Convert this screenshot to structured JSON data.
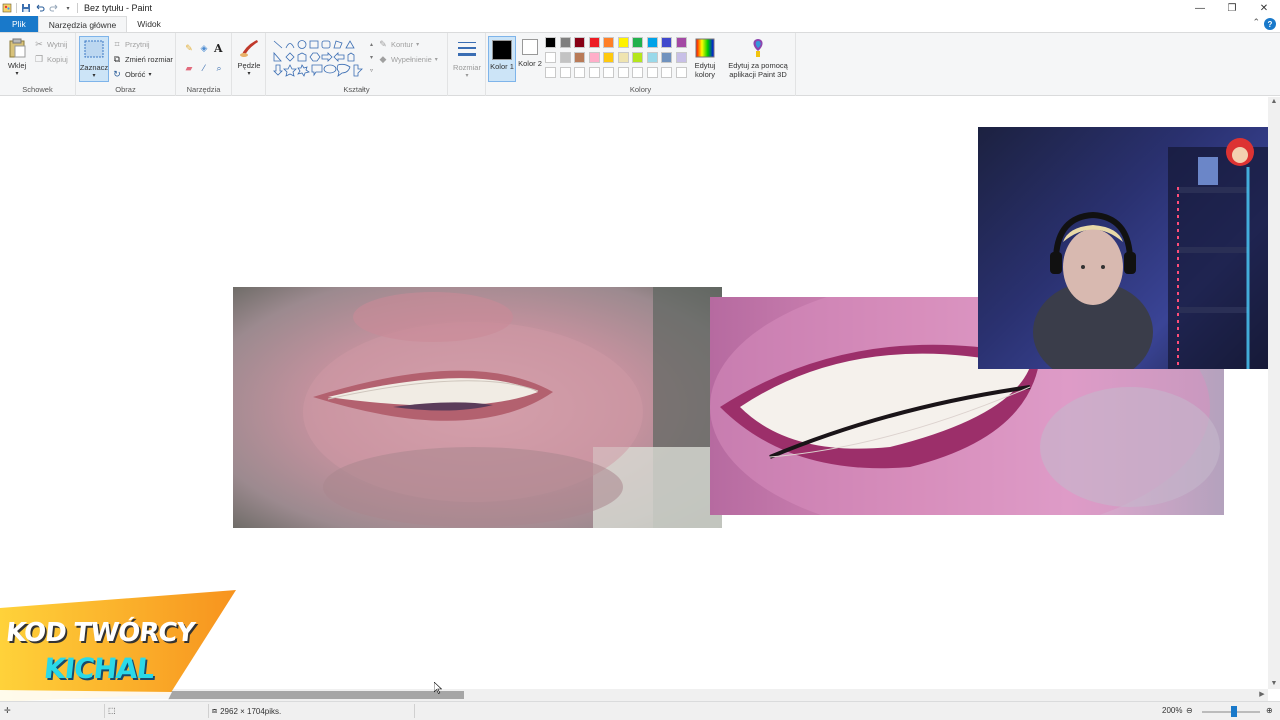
{
  "window": {
    "title": "Bez tytułu - Paint"
  },
  "tabs": [
    {
      "label": "Plik"
    },
    {
      "label": "Narzędzia główne"
    },
    {
      "label": "Widok"
    }
  ],
  "help": {
    "label": "?"
  },
  "ribbon": {
    "clipboard": {
      "group": "Schowek",
      "paste": "Wklej",
      "cut": "Wytnij",
      "copy": "Kopiuj"
    },
    "image": {
      "group": "Obraz",
      "select": "Zaznacz",
      "crop": "Przytnij",
      "resize": "Zmień rozmiar",
      "rotate": "Obróć"
    },
    "tools": {
      "group": "Narzędzia",
      "text_tool": "A"
    },
    "brushes": {
      "label": "Pędzle"
    },
    "shapes": {
      "group": "Kształty",
      "outline": "Kontur",
      "fill": "Wypełnienie"
    },
    "size": {
      "label": "Rozmiar"
    },
    "colors": {
      "group": "Kolory",
      "color1_label": "Kolor 1",
      "color2_label": "Kolor 2",
      "color1": "#000000",
      "color2": "#ffffff",
      "edit_colors": "Edytuj kolory",
      "paint3d": "Edytuj za pomocą aplikacji Paint 3D",
      "palette_row1": [
        "#000000",
        "#7f7f7f",
        "#880015",
        "#ed1c24",
        "#ff7f27",
        "#fff200",
        "#22b14c",
        "#00a2e8",
        "#3f48cc",
        "#a349a4"
      ],
      "palette_row2": [
        "#ffffff",
        "#c3c3c3",
        "#b97a57",
        "#ffaec9",
        "#ffc90e",
        "#efe4b0",
        "#b5e61d",
        "#99d9ea",
        "#7092be",
        "#c8bfe7"
      ],
      "palette_row3": [
        "#ffffff",
        "#ffffff",
        "#ffffff",
        "#ffffff",
        "#ffffff",
        "#ffffff",
        "#ffffff",
        "#ffffff",
        "#ffffff",
        "#ffffff"
      ]
    }
  },
  "overlay": {
    "line1": "KOD TWÓRCY",
    "line2": "KICHAL"
  },
  "status": {
    "dimensions": "2962 × 1704piks.",
    "zoom": "200%"
  }
}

|---|

◆ Exercise task:
From the data above, work out how many lines contain the string "group" and reply with only the number.

◆ Response:
5